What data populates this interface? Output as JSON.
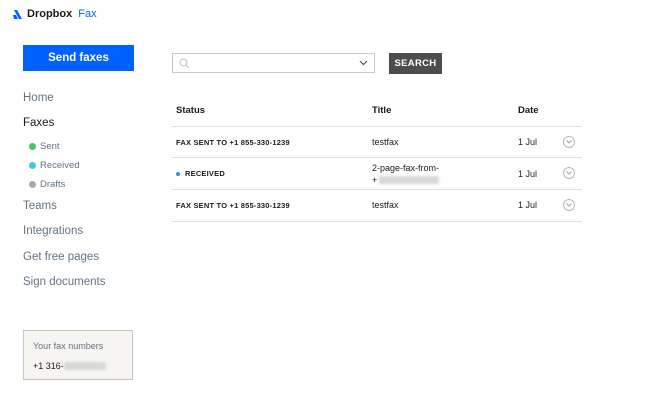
{
  "app": {
    "brand": "Dropbox",
    "product": "Fax"
  },
  "sidebar": {
    "send_label": "Send faxes",
    "items": [
      {
        "label": "Home"
      },
      {
        "label": "Faxes"
      },
      {
        "label": "Teams"
      },
      {
        "label": "Integrations"
      },
      {
        "label": "Get free pages"
      },
      {
        "label": "Sign documents"
      }
    ],
    "sub_items": [
      {
        "label": "Sent",
        "color": "#4fbf67"
      },
      {
        "label": "Received",
        "color": "#4fc3dc"
      },
      {
        "label": "Drafts",
        "color": "#a8a8a8"
      }
    ],
    "fax_box": {
      "label": "Your fax numbers",
      "number_prefix": "+1 316-"
    }
  },
  "search": {
    "placeholder": "",
    "button_label": "SEARCH"
  },
  "table": {
    "headers": {
      "status": "Status",
      "title": "Title",
      "date": "Date"
    },
    "rows": [
      {
        "status": "FAX SENT TO +1 855-330-1239",
        "title": "testfax",
        "date": "1 Jul"
      },
      {
        "status": "RECEIVED",
        "title_line1": "2-page-fax-from-",
        "title_line2_prefix": "+",
        "date": "1 Jul"
      },
      {
        "status": "FAX SENT TO +1 855-330-1239",
        "title": "testfax",
        "date": "1 Jul"
      }
    ]
  },
  "colors": {
    "accent": "#0061fe",
    "search_button": "#4d4d4d"
  }
}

:::

## Instructions to follow:
Please write out all of the material above without changing a word, and omit any pictures.

## Output below:
What data populates this interface? Output as JSON.
{
  "app": {
    "brand": "Dropbox",
    "product": "Fax"
  },
  "sidebar": {
    "send_label": "Send faxes",
    "items": [
      {
        "label": "Home"
      },
      {
        "label": "Faxes"
      },
      {
        "label": "Teams"
      },
      {
        "label": "Integrations"
      },
      {
        "label": "Get free pages"
      },
      {
        "label": "Sign documents"
      }
    ],
    "sub_items": [
      {
        "label": "Sent",
        "color": "#4fbf67"
      },
      {
        "label": "Received",
        "color": "#4fc3dc"
      },
      {
        "label": "Drafts",
        "color": "#a8a8a8"
      }
    ],
    "fax_box": {
      "label": "Your fax numbers",
      "number_prefix": "+1 316-"
    }
  },
  "search": {
    "placeholder": "",
    "button_label": "SEARCH"
  },
  "table": {
    "headers": {
      "status": "Status",
      "title": "Title",
      "date": "Date"
    },
    "rows": [
      {
        "status": "FAX SENT TO +1 855-330-1239",
        "title": "testfax",
        "date": "1 Jul"
      },
      {
        "status": "RECEIVED",
        "title_line1": "2-page-fax-from-",
        "title_line2_prefix": "+",
        "date": "1 Jul"
      },
      {
        "status": "FAX SENT TO +1 855-330-1239",
        "title": "testfax",
        "date": "1 Jul"
      }
    ]
  },
  "colors": {
    "accent": "#0061fe",
    "search_button": "#4d4d4d"
  }
}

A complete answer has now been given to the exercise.